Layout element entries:
++++++++++++++++++++

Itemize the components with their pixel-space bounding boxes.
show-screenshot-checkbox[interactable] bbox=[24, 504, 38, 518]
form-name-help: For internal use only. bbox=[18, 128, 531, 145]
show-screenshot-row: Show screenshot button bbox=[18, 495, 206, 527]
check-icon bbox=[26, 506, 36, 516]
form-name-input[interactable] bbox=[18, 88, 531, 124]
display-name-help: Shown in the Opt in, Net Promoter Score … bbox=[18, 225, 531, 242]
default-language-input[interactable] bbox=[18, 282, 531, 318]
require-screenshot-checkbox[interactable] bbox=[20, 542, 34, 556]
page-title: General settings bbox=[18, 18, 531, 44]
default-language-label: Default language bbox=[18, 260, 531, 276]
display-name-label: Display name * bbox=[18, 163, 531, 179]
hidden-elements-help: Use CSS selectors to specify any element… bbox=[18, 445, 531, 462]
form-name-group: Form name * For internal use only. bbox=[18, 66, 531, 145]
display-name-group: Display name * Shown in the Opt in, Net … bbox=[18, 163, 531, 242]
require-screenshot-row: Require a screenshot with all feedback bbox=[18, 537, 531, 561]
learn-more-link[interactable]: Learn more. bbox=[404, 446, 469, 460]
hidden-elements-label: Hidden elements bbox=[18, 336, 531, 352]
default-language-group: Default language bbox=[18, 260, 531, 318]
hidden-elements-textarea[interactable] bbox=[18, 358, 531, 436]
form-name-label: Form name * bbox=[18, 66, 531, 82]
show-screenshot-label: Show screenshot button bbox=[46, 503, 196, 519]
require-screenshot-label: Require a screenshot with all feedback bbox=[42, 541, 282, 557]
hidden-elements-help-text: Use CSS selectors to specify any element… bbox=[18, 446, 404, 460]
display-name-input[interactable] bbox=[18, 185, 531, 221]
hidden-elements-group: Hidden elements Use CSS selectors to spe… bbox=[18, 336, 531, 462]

++++++++++++++++++++

WORK REQUIRED -> Copy every line of the items above character for character, in the same order.

TASK RESPONSE ->
Itemize the components with their pixel-space bounding boxes.
show-screenshot-checkbox[interactable] bbox=[24, 504, 38, 518]
form-name-help: For internal use only. bbox=[18, 128, 531, 145]
show-screenshot-row: Show screenshot button bbox=[18, 495, 206, 527]
check-icon bbox=[26, 506, 36, 516]
form-name-input[interactable] bbox=[18, 88, 531, 124]
display-name-help: Shown in the Opt in, Net Promoter Score … bbox=[18, 225, 531, 242]
default-language-input[interactable] bbox=[18, 282, 531, 318]
require-screenshot-checkbox[interactable] bbox=[20, 542, 34, 556]
page-title: General settings bbox=[18, 18, 531, 44]
default-language-label: Default language bbox=[18, 260, 531, 276]
display-name-label: Display name * bbox=[18, 163, 531, 179]
hidden-elements-help: Use CSS selectors to specify any element… bbox=[18, 445, 531, 462]
form-name-group: Form name * For internal use only. bbox=[18, 66, 531, 145]
display-name-group: Display name * Shown in the Opt in, Net … bbox=[18, 163, 531, 242]
require-screenshot-row: Require a screenshot with all feedback bbox=[18, 537, 531, 561]
learn-more-link[interactable]: Learn more. bbox=[404, 446, 469, 460]
hidden-elements-label: Hidden elements bbox=[18, 336, 531, 352]
default-language-group: Default language bbox=[18, 260, 531, 318]
hidden-elements-textarea[interactable] bbox=[18, 358, 531, 436]
form-name-label: Form name * bbox=[18, 66, 531, 82]
show-screenshot-label: Show screenshot button bbox=[46, 503, 196, 519]
require-screenshot-label: Require a screenshot with all feedback bbox=[42, 541, 282, 557]
hidden-elements-help-text: Use CSS selectors to specify any element… bbox=[18, 446, 404, 460]
display-name-input[interactable] bbox=[18, 185, 531, 221]
hidden-elements-group: Hidden elements Use CSS selectors to spe… bbox=[18, 336, 531, 462]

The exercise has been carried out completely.